# [Task details]
Images are not part of the copy; write out the rest of the data exactly as given.

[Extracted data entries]
---+---

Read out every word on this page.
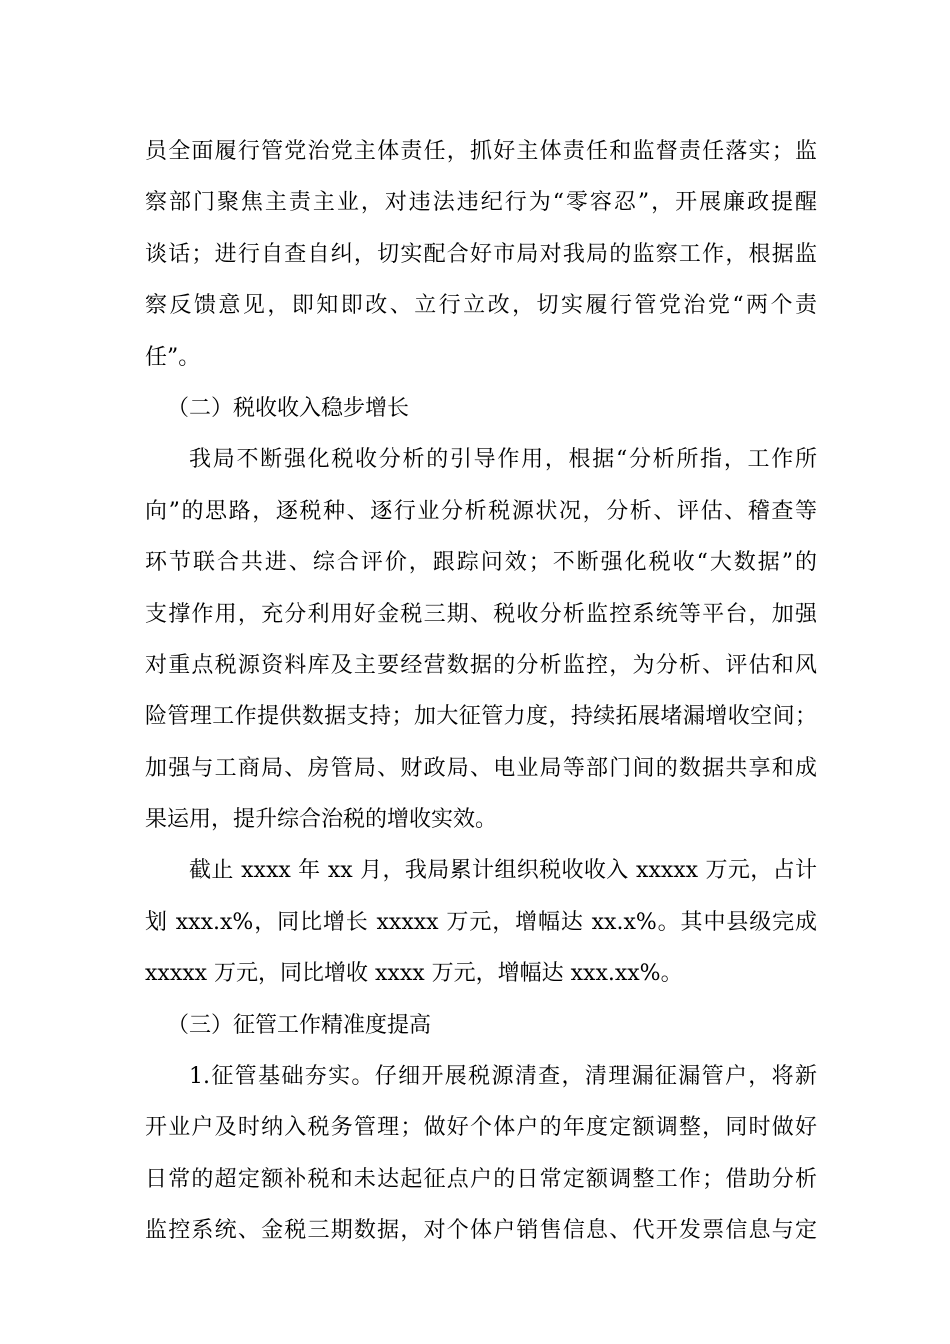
员全面履行管党治党主体责任，抓好主体责任和监督责任落实；监
察部门聚焦主责主业，对违法违纪行为“零容忍”，开展廉政提醒
谈话；进行自查自纠，切实配合好市局对我局的监察工作，根据监
察反馈意见，即知即改、立行立改，切实履行管党治党“两个责
任”。
（二）税收收入稳步增长
我局不断强化税收分析的引导作用，根据“分析所指，工作所
向”的思路，逐税种、逐行业分析税源状况，分析、评估、稽查等
环节联合共进、综合评价，跟踪问效；不断强化税收“大数据”的
支撑作用，充分利用好金税三期、税收分析监控系统等平台，加强
对重点税源资料库及主要经营数据的分析监控，为分析、评估和风
险管理工作提供数据支持；加大征管力度，持续拓展堵漏增收空间；
加强与工商局、房管局、财政局、电业局等部门间的数据共享和成
果运用，提升综合治税的增收实效。
截止 xxxx 年 xx 月，我局累计组织税收收入 xxxxx 万元，占计
划 xxx.x%，同比增长 xxxxx 万元，增幅达 xx.x%。其中县级完成
xxxxx 万元，同比增收 xxxx 万元，增幅达 xxx.xx%。
（三）征管工作精准度提高
1.征管基础夯实。仔细开展税源清查，清理漏征漏管户，将新
开业户及时纳入税务管理；做好个体户的年度定额调整，同时做好
日常的超定额补税和未达起征点户的日常定额调整工作；借助分析
监控系统、金税三期数据，对个体户销售信息、代开发票信息与定
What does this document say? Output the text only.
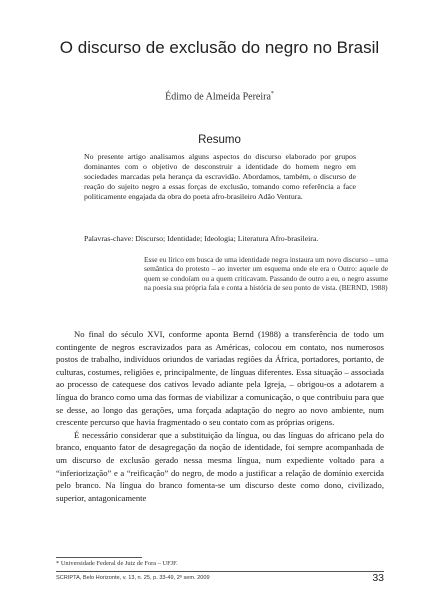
O discurso de exclusão do negro no Brasil
Édimo de Almeida Pereira*
Resumo
No presente artigo analisamos alguns aspectos do discurso elaborado por grupos dominantes com o objetivo de desconstruir a identidade do homem negro em sociedades marcadas pela herança da escravidão. Abordamos, também, o discurso de reação do sujeito negro a essas forças de exclusão, tomando como referência a face politicamente engajada da obra do poeta afro-brasileiro Adão Ventura.
Palavras-chave: Discurso; Identidade; Ideologia; Literatura Afro-brasileira.
Esse eu lírico em busca de uma identidade negra instaura um novo discurso – uma semântica do protesto – ao inverter um esquema onde ele era o Outro: aquele de quem se condoíam ou a quem criticavam. Passando de outro a eu, o negro assume na poesia sua própria fala e conta a história de seu ponto de vista. (BERND, 1988)

No final do século XVI, conforme aponta Bernd (1988) a transferência de todo um contingente de negros escravizados para as Américas, colocou em contato, nos numerosos postos de trabalho, indivíduos oriundos de variadas regiões da África, portadores, portanto, de culturas, costumes, religiões e, principalmente, de línguas diferentes. Essa situação – associada ao processo de catequese dos cativos levado adiante pela Igreja, – obrigou-os a adotarem a língua do branco como uma das formas de viabilizar a comunicação, o que contribuiu para que se desse, ao longo das gerações, uma forçada adaptação do negro ao novo ambiente, num crescente percurso que havia fragmentado o seu contato com as próprias origens.

É necessário considerar que a substituição da língua, ou das línguas do africano pela do branco, enquanto fator de desagregação da noção de identidade, foi sempre acompanhada de um discurso de exclusão gerado nessa mesma língua, num expediente voltado para a “inferiorização” e a “reificação” do negro, de modo a justificar a relação de domínio exercida pelo branco. Na língua do branco fomenta-se um discurso deste como dono, civilizado, superior, antagonicamente

* Universidade Federal de Juiz de Fora – UFJF.
SCRIPTA, Belo Horizonte, v. 13, n. 25, p. 33-49, 2º sem. 2009	33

---+---

# [Answer to this exercise]
Read out every word on this page.
员全面履行管党治党主体责任，抓好主体责任和监督责任落实；监
察部门聚焦主责主业，对违法违纪行为“零容忍”，开展廉政提醒
谈话；进行自查自纠，切实配合好市局对我局的监察工作，根据监
察反馈意见，即知即改、立行立改，切实履行管党治党“两个责
任”。
（二）税收收入稳步增长
我局不断强化税收分析的引导作用，根据“分析所指，工作所
向”的思路，逐税种、逐行业分析税源状况，分析、评估、稽查等
环节联合共进、综合评价，跟踪问效；不断强化税收“大数据”的
支撑作用，充分利用好金税三期、税收分析监控系统等平台，加强
对重点税源资料库及主要经营数据的分析监控，为分析、评估和风
险管理工作提供数据支持；加大征管力度，持续拓展堵漏增收空间；
加强与工商局、房管局、财政局、电业局等部门间的数据共享和成
果运用，提升综合治税的增收实效。
截止 xxxx 年 xx 月，我局累计组织税收收入 xxxxx 万元，占计
划 xxx.x%，同比增长 xxxxx 万元，增幅达 xx.x%。其中县级完成
xxxxx 万元，同比增收 xxxx 万元，增幅达 xxx.xx%。
（三）征管工作精准度提高
1.征管基础夯实。仔细开展税源清查，清理漏征漏管户，将新
开业户及时纳入税务管理；做好个体户的年度定额调整，同时做好
日常的超定额补税和未达起征点户的日常定额调整工作；借助分析
监控系统、金税三期数据，对个体户销售信息、代开发票信息与定
What does this document say? Output the text only.
O discurso de exclusão do negro no Brasil
Édimo de Almeida Pereira*
Resumo
No presente artigo analisamos alguns aspectos do discurso elaborado por grupos dominantes com o objetivo de desconstruir a identidade do homem negro em sociedades marcadas pela herança da escravidão. Abordamos, também, o discurso de reação do sujeito negro a essas forças de exclusão, tomando como referência a face politicamente engajada da obra do poeta afro-brasileiro Adão Ventura.
Palavras-chave: Discurso; Identidade; Ideologia; Literatura Afro-brasileira.
Esse eu lírico em busca de uma identidade negra instaura um novo discurso – uma semântica do protesto – ao inverter um esquema onde ele era o Outro: aquele de quem se condoíam ou a quem criticavam. Passando de outro a eu, o negro assume na poesia sua própria fala e conta a história de seu ponto de vista. (BERND, 1988)

No final do século XVI, conforme aponta Bernd (1988) a transferência de todo um contingente de negros escravizados para as Américas, colocou em contato, nos numerosos postos de trabalho, indivíduos oriundos de variadas regiões da África, portadores, portanto, de culturas, costumes, religiões e, principalmente, de línguas diferentes. Essa situação – associada ao processo de catequese dos cativos levado adiante pela Igreja, – obrigou-os a adotarem a língua do branco como uma das formas de viabilizar a comunicação, o que contribuiu para que se desse, ao longo das gerações, uma forçada adaptação do negro ao novo ambiente, num crescente percurso que havia fragmentado o seu contato com as próprias origens.

É necessário considerar que a substituição da língua, ou das línguas do africano pela do branco, enquanto fator de desagregação da noção de identidade, foi sempre acompanhada de um discurso de exclusão gerado nessa mesma língua, num expediente voltado para a “inferiorização” e a “reificação” do negro, de modo a justificar a relação de domínio exercida pelo branco. Na língua do branco fomenta-se um discurso deste como dono, civilizado, superior, antagonicamente

* Universidade Federal de Juiz de Fora – UFJF.
SCRIPTA, Belo Horizonte, v. 13, n. 25, p. 33-49, 2º sem. 2009	33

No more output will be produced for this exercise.